__Exercise input__:
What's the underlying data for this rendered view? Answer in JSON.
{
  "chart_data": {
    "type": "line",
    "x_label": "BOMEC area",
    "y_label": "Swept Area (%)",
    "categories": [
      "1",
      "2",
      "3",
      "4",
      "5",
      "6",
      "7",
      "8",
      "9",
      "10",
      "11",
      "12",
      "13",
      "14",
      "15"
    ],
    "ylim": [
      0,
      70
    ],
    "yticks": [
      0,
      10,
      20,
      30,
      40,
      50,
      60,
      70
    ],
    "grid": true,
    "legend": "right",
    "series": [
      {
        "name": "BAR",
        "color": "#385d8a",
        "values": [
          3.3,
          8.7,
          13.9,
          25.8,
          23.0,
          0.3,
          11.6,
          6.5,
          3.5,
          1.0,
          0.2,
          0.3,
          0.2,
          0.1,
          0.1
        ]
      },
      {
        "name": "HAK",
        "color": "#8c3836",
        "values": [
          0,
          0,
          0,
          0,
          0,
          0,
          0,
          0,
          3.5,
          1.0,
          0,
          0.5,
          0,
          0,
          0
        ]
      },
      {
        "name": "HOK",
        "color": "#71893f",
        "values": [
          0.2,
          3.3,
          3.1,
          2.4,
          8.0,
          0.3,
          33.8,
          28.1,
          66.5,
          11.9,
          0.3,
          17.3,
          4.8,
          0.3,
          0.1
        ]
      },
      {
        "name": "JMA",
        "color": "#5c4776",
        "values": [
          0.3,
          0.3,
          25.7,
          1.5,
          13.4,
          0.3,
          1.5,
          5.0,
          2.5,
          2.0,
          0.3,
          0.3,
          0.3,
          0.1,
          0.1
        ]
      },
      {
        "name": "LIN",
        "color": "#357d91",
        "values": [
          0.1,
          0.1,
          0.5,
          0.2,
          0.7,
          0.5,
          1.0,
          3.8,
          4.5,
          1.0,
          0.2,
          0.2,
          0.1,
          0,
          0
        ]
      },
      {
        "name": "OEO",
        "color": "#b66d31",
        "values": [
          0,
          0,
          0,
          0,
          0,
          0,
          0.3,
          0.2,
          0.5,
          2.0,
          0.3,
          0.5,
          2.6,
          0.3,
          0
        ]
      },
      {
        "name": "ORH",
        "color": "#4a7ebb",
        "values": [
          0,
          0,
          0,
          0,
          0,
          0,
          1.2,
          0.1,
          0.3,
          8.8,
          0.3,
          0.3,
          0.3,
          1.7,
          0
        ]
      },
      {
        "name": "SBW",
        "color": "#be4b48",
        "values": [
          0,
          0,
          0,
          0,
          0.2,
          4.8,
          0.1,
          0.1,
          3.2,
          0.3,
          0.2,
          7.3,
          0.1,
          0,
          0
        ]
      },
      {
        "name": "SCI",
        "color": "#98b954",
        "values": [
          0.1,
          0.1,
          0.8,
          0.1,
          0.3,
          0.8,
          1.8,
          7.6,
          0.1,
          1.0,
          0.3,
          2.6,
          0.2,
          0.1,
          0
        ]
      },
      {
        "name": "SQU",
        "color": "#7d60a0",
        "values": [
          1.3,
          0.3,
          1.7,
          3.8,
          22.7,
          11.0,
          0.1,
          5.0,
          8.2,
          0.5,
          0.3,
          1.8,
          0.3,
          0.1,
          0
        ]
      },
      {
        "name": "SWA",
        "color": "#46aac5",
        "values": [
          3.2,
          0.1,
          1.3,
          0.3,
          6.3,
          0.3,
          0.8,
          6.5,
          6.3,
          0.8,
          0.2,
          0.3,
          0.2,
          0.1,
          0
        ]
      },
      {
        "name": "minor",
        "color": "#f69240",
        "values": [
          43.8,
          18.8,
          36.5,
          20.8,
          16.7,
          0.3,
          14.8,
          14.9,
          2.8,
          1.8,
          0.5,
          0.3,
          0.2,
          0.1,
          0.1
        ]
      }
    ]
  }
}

__Exercise brief__:
Only lines with the string "color" belong in your answer; copy each one.

__Task output__:
        "color": "#385d8a",
        "color": "#8c3836",
        "color": "#71893f",
        "color": "#5c4776",
        "color": "#357d91",
        "color": "#b66d31",
        "color": "#4a7ebb",
        "color": "#be4b48",
        "color": "#98b954",
        "color": "#7d60a0",
        "color": "#46aac5",
        "color": "#f69240",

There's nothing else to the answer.